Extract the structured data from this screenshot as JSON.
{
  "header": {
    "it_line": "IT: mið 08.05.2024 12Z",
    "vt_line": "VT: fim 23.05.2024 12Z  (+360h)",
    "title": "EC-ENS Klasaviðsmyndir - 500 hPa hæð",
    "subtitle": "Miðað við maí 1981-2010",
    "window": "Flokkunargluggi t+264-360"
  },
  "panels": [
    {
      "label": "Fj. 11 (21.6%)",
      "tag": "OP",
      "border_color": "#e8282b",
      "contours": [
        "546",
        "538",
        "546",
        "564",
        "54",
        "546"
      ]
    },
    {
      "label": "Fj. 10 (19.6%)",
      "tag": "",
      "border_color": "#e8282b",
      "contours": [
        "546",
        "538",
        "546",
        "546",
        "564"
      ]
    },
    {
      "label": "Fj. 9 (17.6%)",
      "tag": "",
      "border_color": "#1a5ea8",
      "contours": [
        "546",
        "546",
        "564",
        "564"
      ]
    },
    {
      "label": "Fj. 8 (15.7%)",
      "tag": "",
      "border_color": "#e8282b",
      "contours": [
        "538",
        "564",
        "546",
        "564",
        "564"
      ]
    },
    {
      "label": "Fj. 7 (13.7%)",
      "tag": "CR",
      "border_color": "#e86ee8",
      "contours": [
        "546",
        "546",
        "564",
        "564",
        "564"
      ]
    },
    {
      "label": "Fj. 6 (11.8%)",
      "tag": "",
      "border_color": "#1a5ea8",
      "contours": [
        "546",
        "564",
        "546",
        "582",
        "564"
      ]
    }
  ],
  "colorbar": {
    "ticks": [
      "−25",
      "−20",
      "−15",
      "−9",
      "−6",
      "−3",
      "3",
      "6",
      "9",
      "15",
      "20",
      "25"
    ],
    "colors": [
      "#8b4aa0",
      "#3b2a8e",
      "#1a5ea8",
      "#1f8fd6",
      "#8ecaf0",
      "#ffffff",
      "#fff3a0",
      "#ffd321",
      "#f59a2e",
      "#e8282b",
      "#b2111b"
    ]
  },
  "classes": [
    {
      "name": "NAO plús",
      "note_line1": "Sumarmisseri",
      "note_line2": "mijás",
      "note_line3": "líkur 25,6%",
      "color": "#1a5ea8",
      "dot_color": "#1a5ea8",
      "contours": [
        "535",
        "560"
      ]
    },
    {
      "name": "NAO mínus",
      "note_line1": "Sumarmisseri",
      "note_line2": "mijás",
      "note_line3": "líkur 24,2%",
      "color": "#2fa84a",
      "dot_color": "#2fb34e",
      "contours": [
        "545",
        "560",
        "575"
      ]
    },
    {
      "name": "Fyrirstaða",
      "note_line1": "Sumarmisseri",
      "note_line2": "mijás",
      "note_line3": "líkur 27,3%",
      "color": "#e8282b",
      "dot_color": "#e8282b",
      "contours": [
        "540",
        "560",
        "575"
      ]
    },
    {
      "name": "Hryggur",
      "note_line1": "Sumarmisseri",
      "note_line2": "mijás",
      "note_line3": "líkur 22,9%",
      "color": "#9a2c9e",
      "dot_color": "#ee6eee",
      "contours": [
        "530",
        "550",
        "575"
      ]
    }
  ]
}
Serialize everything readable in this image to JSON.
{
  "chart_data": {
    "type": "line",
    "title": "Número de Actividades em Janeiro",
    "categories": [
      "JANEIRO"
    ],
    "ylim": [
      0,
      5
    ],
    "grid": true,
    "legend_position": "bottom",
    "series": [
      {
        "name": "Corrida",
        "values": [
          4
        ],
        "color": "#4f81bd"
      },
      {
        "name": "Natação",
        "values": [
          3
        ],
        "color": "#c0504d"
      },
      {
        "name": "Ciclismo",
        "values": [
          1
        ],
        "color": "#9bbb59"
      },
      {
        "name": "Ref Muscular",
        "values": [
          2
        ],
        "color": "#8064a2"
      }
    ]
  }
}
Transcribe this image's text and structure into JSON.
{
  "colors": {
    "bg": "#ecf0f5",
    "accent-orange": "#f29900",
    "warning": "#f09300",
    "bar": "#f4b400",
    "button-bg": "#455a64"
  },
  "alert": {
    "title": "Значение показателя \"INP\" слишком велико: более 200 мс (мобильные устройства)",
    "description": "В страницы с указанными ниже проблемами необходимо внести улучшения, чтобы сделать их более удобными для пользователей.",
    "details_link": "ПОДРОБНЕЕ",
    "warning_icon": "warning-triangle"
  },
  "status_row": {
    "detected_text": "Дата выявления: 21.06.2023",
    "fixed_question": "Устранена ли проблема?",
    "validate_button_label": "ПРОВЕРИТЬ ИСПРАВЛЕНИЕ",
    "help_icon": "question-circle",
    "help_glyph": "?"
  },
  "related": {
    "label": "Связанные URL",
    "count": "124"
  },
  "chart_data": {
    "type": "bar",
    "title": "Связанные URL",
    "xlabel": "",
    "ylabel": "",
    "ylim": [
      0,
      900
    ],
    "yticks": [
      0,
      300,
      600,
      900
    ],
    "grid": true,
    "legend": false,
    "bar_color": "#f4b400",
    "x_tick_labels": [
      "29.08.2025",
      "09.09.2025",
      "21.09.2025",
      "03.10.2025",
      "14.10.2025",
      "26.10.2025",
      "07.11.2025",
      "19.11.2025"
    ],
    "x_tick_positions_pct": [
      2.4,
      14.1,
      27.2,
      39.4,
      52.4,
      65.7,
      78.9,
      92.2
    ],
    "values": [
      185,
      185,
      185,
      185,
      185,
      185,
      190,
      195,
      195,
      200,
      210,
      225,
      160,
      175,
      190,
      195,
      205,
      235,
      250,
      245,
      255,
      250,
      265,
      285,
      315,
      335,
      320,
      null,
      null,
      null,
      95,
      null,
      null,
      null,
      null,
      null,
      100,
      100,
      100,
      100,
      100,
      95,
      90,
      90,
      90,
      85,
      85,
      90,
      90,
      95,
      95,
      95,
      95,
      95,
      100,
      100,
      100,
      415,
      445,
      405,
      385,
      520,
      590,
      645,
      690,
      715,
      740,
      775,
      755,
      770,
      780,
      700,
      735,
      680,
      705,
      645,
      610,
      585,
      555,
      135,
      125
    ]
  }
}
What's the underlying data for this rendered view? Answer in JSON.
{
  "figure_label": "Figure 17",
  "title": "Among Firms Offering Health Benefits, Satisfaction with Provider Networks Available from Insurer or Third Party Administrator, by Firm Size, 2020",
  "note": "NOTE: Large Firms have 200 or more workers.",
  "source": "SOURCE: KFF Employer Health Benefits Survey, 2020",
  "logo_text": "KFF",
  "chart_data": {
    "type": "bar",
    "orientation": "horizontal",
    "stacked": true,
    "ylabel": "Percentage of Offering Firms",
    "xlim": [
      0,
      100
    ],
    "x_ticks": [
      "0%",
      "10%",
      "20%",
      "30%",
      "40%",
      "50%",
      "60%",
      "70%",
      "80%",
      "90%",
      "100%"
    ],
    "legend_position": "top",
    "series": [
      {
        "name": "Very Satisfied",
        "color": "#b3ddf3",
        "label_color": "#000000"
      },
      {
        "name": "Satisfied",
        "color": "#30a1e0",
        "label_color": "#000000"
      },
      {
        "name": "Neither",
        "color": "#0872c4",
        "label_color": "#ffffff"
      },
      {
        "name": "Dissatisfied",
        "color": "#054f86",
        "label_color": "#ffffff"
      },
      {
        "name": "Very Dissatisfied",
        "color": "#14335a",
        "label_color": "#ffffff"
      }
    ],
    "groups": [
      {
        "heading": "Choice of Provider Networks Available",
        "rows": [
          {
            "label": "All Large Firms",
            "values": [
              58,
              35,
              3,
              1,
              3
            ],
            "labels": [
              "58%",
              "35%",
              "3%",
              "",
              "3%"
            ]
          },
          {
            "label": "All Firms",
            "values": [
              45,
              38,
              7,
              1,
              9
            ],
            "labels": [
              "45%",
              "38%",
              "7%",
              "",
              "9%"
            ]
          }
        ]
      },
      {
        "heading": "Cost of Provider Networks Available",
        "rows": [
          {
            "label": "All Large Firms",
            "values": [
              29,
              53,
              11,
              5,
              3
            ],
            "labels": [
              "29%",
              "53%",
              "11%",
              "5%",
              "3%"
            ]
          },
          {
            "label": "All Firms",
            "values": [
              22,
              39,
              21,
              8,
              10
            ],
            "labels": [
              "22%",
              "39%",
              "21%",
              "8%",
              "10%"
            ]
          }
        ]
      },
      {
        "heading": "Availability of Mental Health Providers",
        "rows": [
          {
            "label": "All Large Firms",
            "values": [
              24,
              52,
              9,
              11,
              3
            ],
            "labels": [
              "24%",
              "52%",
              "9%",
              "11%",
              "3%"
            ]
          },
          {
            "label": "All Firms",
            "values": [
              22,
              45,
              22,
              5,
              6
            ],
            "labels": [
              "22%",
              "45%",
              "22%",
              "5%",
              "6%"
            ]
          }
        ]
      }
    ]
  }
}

• • • • • • •

-- Stated goal --
Find how many of the lines above have the word "ylabel" in them. State only that number.

-- Reply to the task --
2